WHAT YOU SHOULD DO: In the entries below, find the line containing "Transcribe this image's". Copy it and all lines after it, exactly, through the end.
═════ DATASET RECORDS
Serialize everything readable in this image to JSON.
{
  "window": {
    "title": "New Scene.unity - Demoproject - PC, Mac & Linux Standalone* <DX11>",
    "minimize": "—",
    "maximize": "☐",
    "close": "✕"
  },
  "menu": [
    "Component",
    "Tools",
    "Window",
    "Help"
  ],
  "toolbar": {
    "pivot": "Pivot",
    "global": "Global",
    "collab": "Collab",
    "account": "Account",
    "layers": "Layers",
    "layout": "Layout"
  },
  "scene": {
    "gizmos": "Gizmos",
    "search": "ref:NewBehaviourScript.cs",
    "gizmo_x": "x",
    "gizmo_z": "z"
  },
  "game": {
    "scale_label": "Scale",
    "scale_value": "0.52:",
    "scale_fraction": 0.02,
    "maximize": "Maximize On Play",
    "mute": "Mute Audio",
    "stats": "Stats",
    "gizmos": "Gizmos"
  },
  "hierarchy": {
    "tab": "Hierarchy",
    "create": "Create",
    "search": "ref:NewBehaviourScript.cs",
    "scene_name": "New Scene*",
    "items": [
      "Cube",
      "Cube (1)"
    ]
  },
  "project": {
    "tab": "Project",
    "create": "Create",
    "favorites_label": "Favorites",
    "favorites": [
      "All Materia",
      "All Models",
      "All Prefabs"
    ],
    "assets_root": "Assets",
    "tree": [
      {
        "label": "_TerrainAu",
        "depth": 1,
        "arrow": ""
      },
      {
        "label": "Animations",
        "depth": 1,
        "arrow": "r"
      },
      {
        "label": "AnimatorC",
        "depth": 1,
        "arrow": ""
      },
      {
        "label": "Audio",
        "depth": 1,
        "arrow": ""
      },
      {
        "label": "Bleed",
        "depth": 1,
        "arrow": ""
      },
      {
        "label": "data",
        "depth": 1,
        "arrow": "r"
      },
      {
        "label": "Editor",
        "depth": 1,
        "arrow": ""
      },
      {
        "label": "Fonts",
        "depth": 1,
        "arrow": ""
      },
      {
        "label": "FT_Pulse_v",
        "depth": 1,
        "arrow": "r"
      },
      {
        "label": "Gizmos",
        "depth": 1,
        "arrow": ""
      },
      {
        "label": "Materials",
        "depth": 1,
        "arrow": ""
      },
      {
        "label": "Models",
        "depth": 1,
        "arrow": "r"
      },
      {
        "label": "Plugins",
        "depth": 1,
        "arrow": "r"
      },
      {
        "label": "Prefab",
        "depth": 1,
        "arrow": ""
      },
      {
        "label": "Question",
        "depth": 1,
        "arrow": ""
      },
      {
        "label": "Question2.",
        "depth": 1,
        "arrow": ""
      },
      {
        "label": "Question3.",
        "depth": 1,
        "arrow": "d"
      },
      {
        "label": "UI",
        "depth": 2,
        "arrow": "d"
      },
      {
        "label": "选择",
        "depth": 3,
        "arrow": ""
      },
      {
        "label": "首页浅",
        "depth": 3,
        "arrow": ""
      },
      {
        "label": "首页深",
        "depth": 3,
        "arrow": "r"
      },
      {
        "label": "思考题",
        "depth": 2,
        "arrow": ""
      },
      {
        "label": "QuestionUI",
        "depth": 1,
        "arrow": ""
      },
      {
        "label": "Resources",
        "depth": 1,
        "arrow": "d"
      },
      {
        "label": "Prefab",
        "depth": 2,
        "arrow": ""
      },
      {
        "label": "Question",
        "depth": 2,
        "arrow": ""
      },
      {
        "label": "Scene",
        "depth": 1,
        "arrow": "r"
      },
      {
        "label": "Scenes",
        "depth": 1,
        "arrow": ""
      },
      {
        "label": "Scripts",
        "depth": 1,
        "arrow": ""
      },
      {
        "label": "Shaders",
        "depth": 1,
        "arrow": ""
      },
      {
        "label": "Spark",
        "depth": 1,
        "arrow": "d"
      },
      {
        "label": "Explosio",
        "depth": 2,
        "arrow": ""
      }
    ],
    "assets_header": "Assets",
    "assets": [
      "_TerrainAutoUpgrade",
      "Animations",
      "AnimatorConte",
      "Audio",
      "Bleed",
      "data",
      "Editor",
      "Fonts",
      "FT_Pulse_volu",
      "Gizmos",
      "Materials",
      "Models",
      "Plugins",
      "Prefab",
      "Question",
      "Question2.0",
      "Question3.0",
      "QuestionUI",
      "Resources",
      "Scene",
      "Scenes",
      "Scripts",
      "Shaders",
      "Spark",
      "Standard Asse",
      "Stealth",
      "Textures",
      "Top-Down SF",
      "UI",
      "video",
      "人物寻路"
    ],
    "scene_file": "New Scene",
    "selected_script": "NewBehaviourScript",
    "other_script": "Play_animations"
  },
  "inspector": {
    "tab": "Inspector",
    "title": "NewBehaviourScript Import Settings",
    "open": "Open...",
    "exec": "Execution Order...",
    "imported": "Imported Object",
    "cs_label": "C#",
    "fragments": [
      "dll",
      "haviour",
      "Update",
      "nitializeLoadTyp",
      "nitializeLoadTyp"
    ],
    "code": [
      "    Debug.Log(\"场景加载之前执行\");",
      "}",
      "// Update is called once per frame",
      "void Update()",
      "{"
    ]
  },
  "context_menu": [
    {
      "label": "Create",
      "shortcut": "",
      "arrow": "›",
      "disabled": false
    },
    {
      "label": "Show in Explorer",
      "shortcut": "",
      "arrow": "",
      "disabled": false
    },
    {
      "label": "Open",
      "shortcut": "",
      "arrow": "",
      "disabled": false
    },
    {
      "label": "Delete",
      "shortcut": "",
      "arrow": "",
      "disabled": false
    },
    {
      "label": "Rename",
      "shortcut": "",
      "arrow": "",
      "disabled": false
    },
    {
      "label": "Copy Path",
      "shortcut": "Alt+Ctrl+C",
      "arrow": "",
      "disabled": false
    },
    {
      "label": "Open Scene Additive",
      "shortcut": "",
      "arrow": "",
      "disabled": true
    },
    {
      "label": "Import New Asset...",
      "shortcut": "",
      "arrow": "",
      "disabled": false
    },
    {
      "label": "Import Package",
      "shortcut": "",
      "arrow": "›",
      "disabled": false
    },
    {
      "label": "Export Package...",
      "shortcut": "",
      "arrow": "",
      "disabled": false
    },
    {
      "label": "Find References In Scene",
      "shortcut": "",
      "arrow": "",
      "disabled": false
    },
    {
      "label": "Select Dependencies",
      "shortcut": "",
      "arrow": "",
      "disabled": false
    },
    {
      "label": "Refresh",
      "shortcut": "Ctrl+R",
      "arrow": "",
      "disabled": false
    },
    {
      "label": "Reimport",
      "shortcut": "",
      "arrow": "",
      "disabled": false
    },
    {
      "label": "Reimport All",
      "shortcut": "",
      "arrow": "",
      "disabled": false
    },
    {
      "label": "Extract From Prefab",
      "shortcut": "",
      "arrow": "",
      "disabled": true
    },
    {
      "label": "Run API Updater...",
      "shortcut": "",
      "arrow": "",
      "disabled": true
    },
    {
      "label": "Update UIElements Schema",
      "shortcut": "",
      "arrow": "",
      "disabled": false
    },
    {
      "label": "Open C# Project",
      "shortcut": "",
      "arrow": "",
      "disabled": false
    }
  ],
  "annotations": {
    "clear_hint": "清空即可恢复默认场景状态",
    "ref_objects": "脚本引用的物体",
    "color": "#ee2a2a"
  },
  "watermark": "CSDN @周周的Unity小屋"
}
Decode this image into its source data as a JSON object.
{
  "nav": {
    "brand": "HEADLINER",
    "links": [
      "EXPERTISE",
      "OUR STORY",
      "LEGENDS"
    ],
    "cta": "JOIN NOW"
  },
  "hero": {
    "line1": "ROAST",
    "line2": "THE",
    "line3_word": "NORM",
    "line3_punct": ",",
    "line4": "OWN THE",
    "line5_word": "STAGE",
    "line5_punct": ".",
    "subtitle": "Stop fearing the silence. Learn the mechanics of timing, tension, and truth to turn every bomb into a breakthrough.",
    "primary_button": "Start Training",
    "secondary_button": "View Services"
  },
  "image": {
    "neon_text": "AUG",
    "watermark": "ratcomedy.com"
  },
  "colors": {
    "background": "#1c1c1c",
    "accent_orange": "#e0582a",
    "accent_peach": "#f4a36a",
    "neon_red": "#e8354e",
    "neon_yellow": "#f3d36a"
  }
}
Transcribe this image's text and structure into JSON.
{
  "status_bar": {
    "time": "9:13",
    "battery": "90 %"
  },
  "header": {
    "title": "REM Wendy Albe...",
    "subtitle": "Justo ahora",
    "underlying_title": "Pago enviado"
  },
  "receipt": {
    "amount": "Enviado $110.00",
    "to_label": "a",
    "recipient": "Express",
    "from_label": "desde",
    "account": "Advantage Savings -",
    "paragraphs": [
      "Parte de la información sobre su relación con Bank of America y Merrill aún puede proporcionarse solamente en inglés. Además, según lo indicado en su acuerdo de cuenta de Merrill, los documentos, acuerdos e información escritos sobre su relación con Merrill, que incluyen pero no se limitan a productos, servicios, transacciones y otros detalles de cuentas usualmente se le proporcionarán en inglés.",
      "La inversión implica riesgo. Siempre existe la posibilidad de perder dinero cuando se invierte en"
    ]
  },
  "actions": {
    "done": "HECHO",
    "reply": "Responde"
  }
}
══════════
SOLUTION FOR THIS EXERCISE:
Transcribe this image's text and structure into JSON.
{
  "status_bar": {
    "time": "9:13",
    "battery": "90 %"
  },
  "header": {
    "title": "REM Wendy Albe...",
    "subtitle": "Justo ahora",
    "underlying_title": "Pago enviado"
  },
  "receipt": {
    "amount": "Enviado $110.00",
    "to_label": "a",
    "recipient": "Express",
    "from_label": "desde",
    "account": "Advantage Savings -",
    "paragraphs": [
      "Parte de la información sobre su relación con Bank of America y Merrill aún puede proporcionarse solamente en inglés. Además, según lo indicado en su acuerdo de cuenta de Merrill, los documentos, acuerdos e información escritos sobre su relación con Merrill, que incluyen pero no se limitan a productos, servicios, transacciones y otros detalles de cuentas usualmente se le proporcionarán en inglés.",
      "La inversión implica riesgo. Siempre existe la posibilidad de perder dinero cuando se invierte en"
    ]
  },
  "actions": {
    "done": "HECHO",
    "reply": "Responde"
  }
}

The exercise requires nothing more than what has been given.